## Do this
Reproduce every row below without changing a single character.

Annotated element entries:
-------

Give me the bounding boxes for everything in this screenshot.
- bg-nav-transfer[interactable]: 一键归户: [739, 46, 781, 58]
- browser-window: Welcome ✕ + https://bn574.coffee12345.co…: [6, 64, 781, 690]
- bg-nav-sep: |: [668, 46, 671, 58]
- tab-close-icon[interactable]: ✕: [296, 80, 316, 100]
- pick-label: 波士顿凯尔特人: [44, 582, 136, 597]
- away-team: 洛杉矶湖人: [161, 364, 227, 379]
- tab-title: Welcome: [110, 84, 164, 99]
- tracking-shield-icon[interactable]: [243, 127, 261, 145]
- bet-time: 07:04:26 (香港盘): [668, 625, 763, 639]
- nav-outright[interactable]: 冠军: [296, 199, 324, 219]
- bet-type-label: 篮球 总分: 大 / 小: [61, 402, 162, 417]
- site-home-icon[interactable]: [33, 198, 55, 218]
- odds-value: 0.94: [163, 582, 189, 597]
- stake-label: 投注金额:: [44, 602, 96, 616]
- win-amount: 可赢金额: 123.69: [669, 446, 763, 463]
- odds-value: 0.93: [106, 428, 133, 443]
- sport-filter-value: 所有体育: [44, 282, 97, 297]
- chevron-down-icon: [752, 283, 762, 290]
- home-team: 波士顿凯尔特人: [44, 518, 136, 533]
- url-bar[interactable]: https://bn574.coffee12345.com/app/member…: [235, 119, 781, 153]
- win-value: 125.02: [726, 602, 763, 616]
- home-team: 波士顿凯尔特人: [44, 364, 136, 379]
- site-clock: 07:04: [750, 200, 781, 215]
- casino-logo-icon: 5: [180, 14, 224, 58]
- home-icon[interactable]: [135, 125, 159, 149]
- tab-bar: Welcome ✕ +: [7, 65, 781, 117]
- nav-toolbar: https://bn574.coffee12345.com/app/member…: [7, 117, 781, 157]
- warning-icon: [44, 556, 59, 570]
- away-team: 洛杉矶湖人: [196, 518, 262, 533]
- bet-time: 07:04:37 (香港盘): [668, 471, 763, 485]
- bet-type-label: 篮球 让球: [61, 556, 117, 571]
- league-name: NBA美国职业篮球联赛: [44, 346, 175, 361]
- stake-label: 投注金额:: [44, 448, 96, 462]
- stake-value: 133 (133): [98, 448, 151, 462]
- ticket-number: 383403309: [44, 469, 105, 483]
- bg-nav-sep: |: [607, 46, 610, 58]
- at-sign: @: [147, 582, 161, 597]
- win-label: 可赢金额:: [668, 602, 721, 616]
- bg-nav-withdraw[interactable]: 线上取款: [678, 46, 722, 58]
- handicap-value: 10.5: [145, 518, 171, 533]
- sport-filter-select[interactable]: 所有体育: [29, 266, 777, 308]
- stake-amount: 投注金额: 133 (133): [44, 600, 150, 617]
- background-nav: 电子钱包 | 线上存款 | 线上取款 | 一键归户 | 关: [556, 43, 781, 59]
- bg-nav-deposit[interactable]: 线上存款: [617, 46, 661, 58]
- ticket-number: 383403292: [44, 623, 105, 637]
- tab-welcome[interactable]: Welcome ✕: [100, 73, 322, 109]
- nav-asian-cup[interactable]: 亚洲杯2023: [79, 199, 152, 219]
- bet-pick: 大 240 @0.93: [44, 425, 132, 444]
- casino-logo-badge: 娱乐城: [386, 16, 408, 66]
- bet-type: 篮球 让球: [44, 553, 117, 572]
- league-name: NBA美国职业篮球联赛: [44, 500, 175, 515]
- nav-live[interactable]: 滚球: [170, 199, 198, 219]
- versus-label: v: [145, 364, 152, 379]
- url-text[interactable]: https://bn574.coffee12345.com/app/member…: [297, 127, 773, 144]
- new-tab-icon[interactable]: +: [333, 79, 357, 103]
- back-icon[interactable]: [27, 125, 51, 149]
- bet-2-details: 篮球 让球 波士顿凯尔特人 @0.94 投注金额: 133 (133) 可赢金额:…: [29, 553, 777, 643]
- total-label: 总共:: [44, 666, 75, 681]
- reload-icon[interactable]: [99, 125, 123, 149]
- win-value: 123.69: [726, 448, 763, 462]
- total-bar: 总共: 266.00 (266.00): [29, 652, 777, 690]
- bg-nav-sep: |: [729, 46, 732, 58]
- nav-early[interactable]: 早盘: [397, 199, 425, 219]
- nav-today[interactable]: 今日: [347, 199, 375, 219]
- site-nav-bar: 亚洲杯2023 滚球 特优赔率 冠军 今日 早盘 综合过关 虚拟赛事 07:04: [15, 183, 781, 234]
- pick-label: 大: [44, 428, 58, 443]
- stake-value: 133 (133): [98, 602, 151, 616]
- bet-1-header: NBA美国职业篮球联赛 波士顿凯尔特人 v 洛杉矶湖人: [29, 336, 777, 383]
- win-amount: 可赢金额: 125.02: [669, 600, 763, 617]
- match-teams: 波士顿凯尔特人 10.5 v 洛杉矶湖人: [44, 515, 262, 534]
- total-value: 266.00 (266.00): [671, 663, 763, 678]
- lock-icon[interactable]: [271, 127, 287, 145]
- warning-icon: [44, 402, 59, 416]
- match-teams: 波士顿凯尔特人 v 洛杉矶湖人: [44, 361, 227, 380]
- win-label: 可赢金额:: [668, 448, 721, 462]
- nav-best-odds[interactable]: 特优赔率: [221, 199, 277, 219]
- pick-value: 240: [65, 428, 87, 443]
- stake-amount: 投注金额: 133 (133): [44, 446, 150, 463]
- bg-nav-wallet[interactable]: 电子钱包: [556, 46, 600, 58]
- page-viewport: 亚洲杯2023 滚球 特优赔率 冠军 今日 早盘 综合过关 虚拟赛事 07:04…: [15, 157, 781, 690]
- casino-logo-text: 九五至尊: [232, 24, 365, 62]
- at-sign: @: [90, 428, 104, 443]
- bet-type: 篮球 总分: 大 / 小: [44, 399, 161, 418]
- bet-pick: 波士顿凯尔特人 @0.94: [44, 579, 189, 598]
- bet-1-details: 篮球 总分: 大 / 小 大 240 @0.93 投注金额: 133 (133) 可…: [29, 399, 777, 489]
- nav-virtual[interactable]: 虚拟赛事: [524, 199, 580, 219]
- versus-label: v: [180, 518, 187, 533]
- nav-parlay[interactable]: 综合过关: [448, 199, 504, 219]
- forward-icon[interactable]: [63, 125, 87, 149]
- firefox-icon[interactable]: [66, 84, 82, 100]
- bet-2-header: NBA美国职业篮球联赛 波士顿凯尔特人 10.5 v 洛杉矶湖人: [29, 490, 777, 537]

-------

## Task output
Give me the bounding boxes for everything in this screenshot.
- bg-nav-transfer[interactable]: 一键归户: [739, 46, 781, 58]
- browser-window: Welcome ✕ + https://bn574.coffee12345.co…: [6, 64, 781, 690]
- bg-nav-sep: |: [668, 46, 671, 58]
- tab-close-icon[interactable]: ✕: [296, 80, 316, 100]
- pick-label: 波士顿凯尔特人: [44, 582, 136, 597]
- away-team: 洛杉矶湖人: [161, 364, 227, 379]
- tab-title: Welcome: [110, 84, 164, 99]
- tracking-shield-icon[interactable]: [243, 127, 261, 145]
- bet-time: 07:04:26 (香港盘): [668, 625, 763, 639]
- nav-outright[interactable]: 冠军: [296, 199, 324, 219]
- bet-type-label: 篮球 总分: 大 / 小: [61, 402, 162, 417]
- site-home-icon[interactable]: [33, 198, 55, 218]
- odds-value: 0.94: [163, 582, 189, 597]
- stake-label: 投注金额:: [44, 602, 96, 616]
- win-amount: 可赢金额: 123.69: [669, 446, 763, 463]
- odds-value: 0.93: [106, 428, 133, 443]
- sport-filter-value: 所有体育: [44, 282, 97, 297]
- chevron-down-icon: [752, 283, 762, 290]
- home-team: 波士顿凯尔特人: [44, 518, 136, 533]
- url-bar[interactable]: https://bn574.coffee12345.com/app/member…: [235, 119, 781, 153]
- win-value: 125.02: [726, 602, 763, 616]
- home-team: 波士顿凯尔特人: [44, 364, 136, 379]
- site-clock: 07:04: [750, 200, 781, 215]
- casino-logo-icon: 5: [180, 14, 224, 58]
- home-icon[interactable]: [135, 125, 159, 149]
- tab-bar: Welcome ✕ +: [7, 65, 781, 117]
- nav-toolbar: https://bn574.coffee12345.com/app/member…: [7, 117, 781, 157]
- warning-icon: [44, 556, 59, 570]
- away-team: 洛杉矶湖人: [196, 518, 262, 533]
- bet-time: 07:04:37 (香港盘): [668, 471, 763, 485]
- bet-type-label: 篮球 让球: [61, 556, 117, 571]
- league-name: NBA美国职业篮球联赛: [44, 346, 175, 361]
- stake-label: 投注金额:: [44, 448, 96, 462]
- stake-value: 133 (133): [98, 448, 151, 462]
- ticket-number: 383403309: [44, 469, 105, 483]
- bg-nav-sep: |: [607, 46, 610, 58]
- at-sign: @: [147, 582, 161, 597]
- win-label: 可赢金额:: [668, 602, 721, 616]
- bg-nav-withdraw[interactable]: 线上取款: [678, 46, 722, 58]
- handicap-value: 10.5: [145, 518, 171, 533]
- sport-filter-select[interactable]: 所有体育: [29, 266, 777, 308]
- stake-amount: 投注金额: 133 (133): [44, 600, 150, 617]
- background-nav: 电子钱包 | 线上存款 | 线上取款 | 一键归户 | 关: [556, 43, 781, 59]
- bg-nav-deposit[interactable]: 线上存款: [617, 46, 661, 58]
- ticket-number: 383403292: [44, 623, 105, 637]
- tab-welcome[interactable]: Welcome ✕: [100, 73, 322, 109]
- nav-asian-cup[interactable]: 亚洲杯2023: [79, 199, 152, 219]
- bet-pick: 大 240 @0.93: [44, 425, 132, 444]
- casino-logo-badge: 娱乐城: [386, 16, 408, 66]
- bet-type: 篮球 让球: [44, 553, 117, 572]
- league-name: NBA美国职业篮球联赛: [44, 500, 175, 515]
- nav-live[interactable]: 滚球: [170, 199, 198, 219]
- versus-label: v: [145, 364, 152, 379]
- url-text[interactable]: https://bn574.coffee12345.com/app/member…: [297, 127, 773, 144]
- new-tab-icon[interactable]: +: [333, 79, 357, 103]
- back-icon[interactable]: [27, 125, 51, 149]
- bet-2-details: 篮球 让球 波士顿凯尔特人 @0.94 投注金额: 133 (133) 可赢金额:…: [29, 553, 777, 643]
- total-label: 总共:: [44, 666, 75, 681]
- reload-icon[interactable]: [99, 125, 123, 149]
- win-value: 123.69: [726, 448, 763, 462]
- total-bar: 总共: 266.00 (266.00): [29, 652, 777, 690]
- bg-nav-sep: |: [729, 46, 732, 58]
- nav-early[interactable]: 早盘: [397, 199, 425, 219]
- nav-today[interactable]: 今日: [347, 199, 375, 219]
- site-nav-bar: 亚洲杯2023 滚球 特优赔率 冠军 今日 早盘 综合过关 虚拟赛事 07:04: [15, 183, 781, 234]
- pick-label: 大: [44, 428, 58, 443]
- stake-value: 133 (133): [98, 602, 151, 616]
- bet-1-header: NBA美国职业篮球联赛 波士顿凯尔特人 v 洛杉矶湖人: [29, 336, 777, 383]
- win-amount: 可赢金额: 125.02: [669, 600, 763, 617]
- match-teams: 波士顿凯尔特人 10.5 v 洛杉矶湖人: [44, 515, 262, 534]
- total-value: 266.00 (266.00): [671, 663, 763, 678]
- lock-icon[interactable]: [271, 127, 287, 145]
- warning-icon: [44, 402, 59, 416]
- match-teams: 波士顿凯尔特人 v 洛杉矶湖人: [44, 361, 227, 380]
- win-label: 可赢金额:: [668, 448, 721, 462]
- nav-best-odds[interactable]: 特优赔率: [221, 199, 277, 219]
- pick-value: 240: [65, 428, 87, 443]
- stake-amount: 投注金额: 133 (133): [44, 446, 150, 463]
- bg-nav-wallet[interactable]: 电子钱包: [556, 46, 600, 58]
- page-viewport: 亚洲杯2023 滚球 特优赔率 冠军 今日 早盘 综合过关 虚拟赛事 07:04…: [15, 157, 781, 690]
- casino-logo-text: 九五至尊: [232, 24, 365, 62]
- at-sign: @: [90, 428, 104, 443]
- bet-type: 篮球 总分: 大 / 小: [44, 399, 161, 418]
- bet-pick: 波士顿凯尔特人 @0.94: [44, 579, 189, 598]
- bet-1-details: 篮球 总分: 大 / 小 大 240 @0.93 投注金额: 133 (133) 可…: [29, 399, 777, 489]
- nav-virtual[interactable]: 虚拟赛事: [524, 199, 580, 219]
- versus-label: v: [180, 518, 187, 533]
- nav-parlay[interactable]: 综合过关: [448, 199, 504, 219]
- forward-icon[interactable]: [63, 125, 87, 149]
- firefox-icon[interactable]: [66, 84, 82, 100]
- bet-2-header: NBA美国职业篮球联赛 波士顿凯尔特人 10.5 v 洛杉矶湖人: [29, 490, 777, 537]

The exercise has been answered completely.